Check each line of the listing, and copy it if it contains the word "screenshot".

Data to process —
————————

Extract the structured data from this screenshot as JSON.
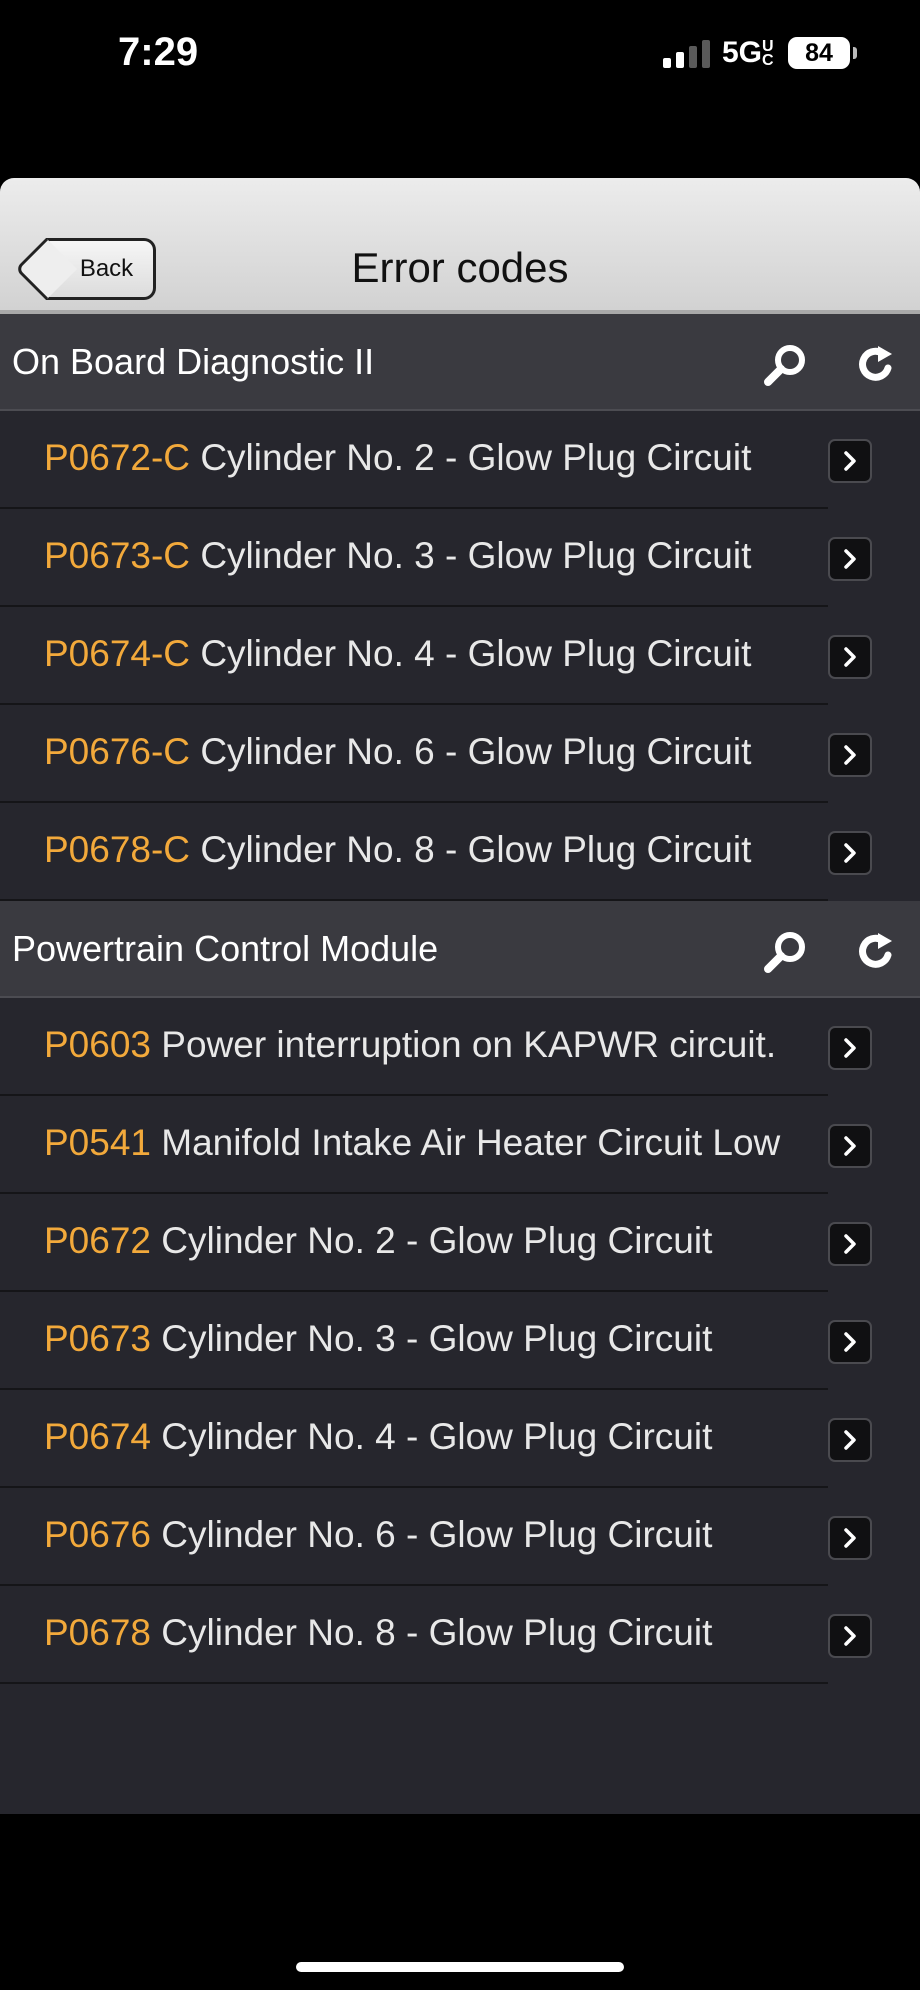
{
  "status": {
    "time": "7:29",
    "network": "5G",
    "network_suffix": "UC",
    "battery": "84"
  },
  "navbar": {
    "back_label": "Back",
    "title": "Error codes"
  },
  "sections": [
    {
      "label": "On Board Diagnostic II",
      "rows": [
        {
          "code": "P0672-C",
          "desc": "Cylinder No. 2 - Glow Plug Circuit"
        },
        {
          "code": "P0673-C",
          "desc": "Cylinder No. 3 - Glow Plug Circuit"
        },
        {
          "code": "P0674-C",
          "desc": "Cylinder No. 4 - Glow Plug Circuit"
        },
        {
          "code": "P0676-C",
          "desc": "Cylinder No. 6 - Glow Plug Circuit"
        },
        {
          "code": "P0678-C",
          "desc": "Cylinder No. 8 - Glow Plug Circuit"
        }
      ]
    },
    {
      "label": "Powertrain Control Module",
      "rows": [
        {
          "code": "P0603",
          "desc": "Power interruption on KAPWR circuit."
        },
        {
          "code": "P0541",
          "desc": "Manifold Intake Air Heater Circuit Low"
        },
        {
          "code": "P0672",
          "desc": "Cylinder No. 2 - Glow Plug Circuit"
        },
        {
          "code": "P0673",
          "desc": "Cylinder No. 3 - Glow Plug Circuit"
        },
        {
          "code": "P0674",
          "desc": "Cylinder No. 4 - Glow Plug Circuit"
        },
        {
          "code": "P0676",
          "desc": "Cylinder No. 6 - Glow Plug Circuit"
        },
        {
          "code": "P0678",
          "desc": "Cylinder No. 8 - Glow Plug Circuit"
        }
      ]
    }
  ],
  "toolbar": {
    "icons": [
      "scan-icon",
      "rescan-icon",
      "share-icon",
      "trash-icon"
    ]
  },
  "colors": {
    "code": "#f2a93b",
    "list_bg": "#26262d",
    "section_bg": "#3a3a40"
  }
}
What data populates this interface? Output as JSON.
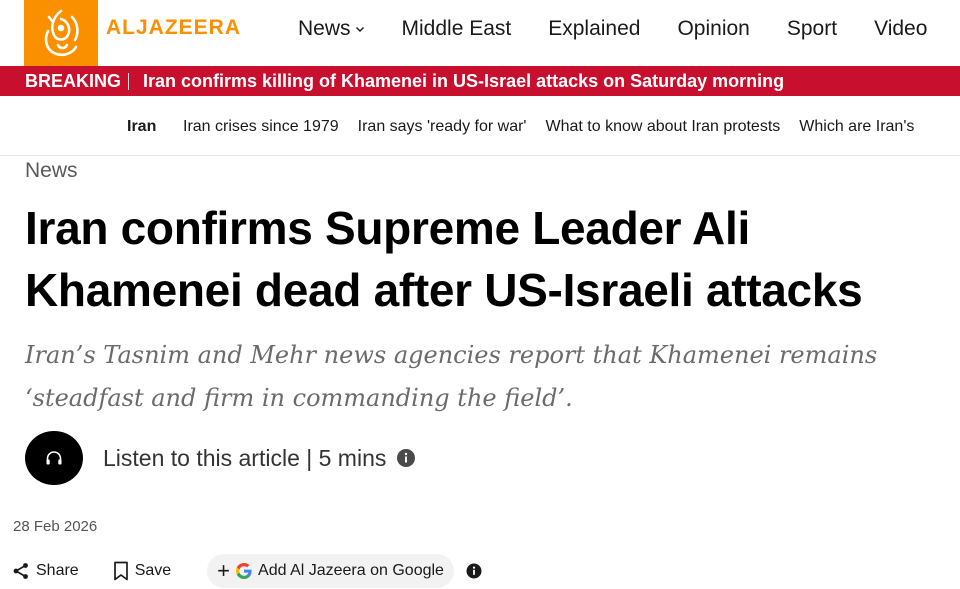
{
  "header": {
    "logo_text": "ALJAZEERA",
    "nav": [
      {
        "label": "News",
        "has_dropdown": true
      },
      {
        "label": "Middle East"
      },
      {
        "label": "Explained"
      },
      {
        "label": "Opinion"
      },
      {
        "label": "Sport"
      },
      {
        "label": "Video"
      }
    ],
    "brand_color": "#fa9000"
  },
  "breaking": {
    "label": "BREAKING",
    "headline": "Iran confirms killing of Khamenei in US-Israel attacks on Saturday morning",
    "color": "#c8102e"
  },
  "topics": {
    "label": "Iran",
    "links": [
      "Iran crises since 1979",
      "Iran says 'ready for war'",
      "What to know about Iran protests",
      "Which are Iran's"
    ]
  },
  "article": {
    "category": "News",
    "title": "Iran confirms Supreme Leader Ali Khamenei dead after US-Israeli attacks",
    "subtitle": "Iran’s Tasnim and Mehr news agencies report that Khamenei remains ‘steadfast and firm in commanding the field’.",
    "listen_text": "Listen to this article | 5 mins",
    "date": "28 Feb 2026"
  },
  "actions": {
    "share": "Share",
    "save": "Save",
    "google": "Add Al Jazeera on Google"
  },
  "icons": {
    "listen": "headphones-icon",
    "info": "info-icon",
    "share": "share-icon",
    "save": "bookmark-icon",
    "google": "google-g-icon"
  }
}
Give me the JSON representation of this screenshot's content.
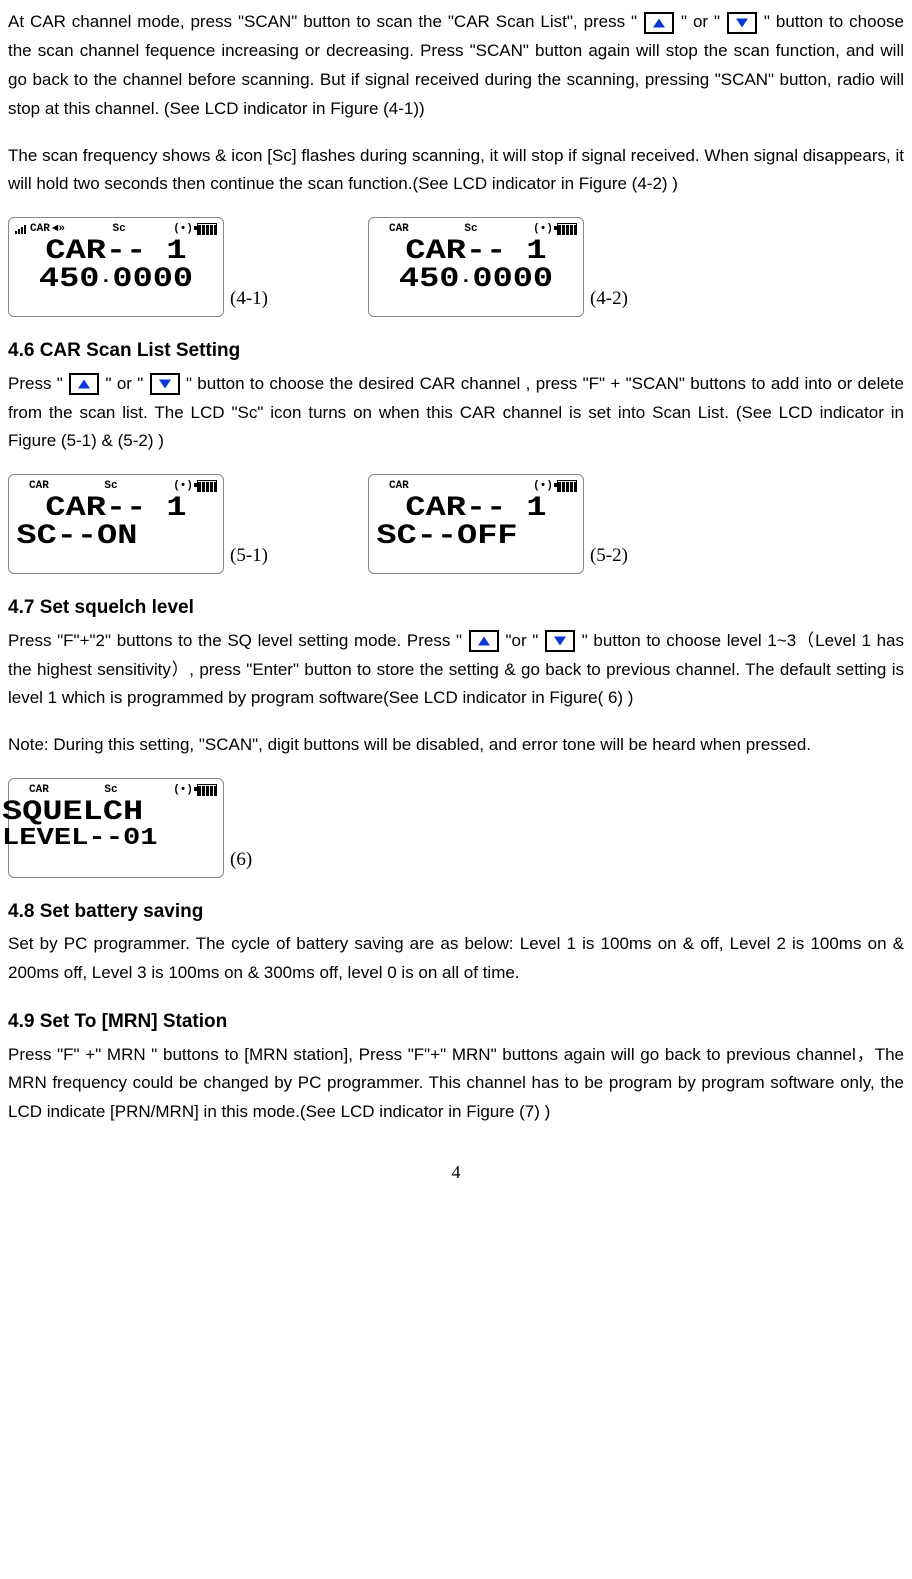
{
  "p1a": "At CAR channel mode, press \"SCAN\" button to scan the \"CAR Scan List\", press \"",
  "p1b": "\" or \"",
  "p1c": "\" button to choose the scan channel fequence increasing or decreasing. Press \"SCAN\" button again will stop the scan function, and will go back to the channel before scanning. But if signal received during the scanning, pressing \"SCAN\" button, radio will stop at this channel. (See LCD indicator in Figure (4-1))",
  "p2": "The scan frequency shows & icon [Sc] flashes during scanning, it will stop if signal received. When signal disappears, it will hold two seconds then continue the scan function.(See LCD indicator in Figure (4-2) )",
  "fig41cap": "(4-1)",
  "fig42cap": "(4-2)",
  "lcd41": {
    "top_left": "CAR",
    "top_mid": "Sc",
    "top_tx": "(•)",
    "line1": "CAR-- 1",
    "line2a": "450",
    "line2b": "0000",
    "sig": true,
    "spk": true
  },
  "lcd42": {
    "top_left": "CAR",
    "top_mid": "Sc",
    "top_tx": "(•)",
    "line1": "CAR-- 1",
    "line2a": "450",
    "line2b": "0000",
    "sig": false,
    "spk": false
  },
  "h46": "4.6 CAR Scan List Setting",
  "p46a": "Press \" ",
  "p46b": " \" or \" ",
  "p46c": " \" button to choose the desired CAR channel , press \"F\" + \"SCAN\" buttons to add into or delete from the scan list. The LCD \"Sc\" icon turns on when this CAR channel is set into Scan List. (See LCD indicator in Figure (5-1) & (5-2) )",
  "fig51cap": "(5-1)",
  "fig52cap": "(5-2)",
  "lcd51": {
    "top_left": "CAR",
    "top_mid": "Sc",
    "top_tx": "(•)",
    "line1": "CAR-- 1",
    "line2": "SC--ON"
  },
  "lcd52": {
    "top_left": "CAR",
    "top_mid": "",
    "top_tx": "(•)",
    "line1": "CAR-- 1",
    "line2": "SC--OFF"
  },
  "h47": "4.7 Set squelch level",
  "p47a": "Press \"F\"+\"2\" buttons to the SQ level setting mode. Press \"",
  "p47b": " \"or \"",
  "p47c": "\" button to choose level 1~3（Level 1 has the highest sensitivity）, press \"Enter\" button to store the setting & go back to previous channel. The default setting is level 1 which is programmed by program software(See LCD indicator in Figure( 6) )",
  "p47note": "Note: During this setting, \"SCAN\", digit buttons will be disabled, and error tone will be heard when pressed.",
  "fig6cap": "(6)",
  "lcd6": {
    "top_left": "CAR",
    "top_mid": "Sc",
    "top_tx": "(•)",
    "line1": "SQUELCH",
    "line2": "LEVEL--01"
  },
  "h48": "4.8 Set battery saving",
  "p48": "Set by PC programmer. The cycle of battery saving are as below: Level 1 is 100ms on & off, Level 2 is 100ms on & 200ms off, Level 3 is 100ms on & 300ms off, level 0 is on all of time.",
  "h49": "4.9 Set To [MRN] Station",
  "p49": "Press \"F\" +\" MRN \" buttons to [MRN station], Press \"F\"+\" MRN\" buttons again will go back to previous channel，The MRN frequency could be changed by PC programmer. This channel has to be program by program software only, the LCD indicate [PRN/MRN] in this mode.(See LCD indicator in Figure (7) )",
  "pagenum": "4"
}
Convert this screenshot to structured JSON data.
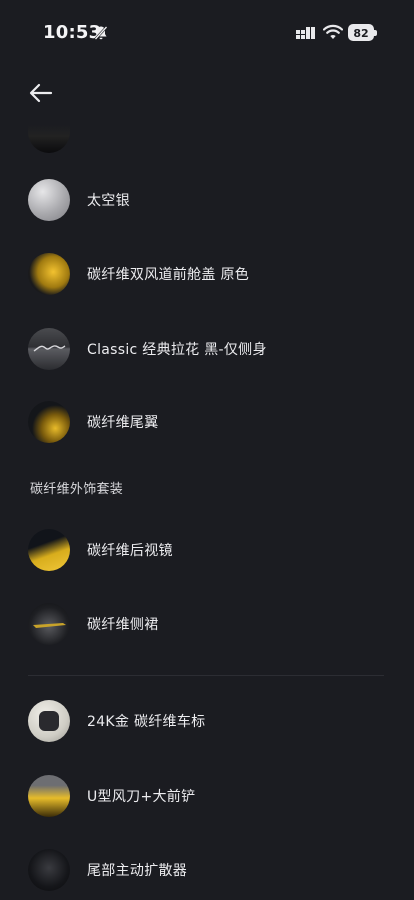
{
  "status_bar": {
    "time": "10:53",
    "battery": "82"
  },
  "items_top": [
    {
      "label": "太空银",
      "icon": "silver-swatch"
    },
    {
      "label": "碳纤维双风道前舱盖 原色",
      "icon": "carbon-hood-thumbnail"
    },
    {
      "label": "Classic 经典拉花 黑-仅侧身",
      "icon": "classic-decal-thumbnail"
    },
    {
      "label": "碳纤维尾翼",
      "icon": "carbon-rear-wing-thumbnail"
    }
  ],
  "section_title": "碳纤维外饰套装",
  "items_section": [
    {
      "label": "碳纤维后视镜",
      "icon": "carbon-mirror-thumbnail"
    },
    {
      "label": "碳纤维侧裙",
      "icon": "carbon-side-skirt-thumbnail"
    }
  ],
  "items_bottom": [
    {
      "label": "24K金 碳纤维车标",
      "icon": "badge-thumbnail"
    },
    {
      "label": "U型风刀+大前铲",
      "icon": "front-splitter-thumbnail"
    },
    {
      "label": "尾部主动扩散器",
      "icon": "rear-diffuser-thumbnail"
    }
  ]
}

————————

Worked solution —
Extract the structured data from this screenshot as JSON.
Give me the JSON representation of this screenshot's content.
Convert this screenshot to structured JSON data.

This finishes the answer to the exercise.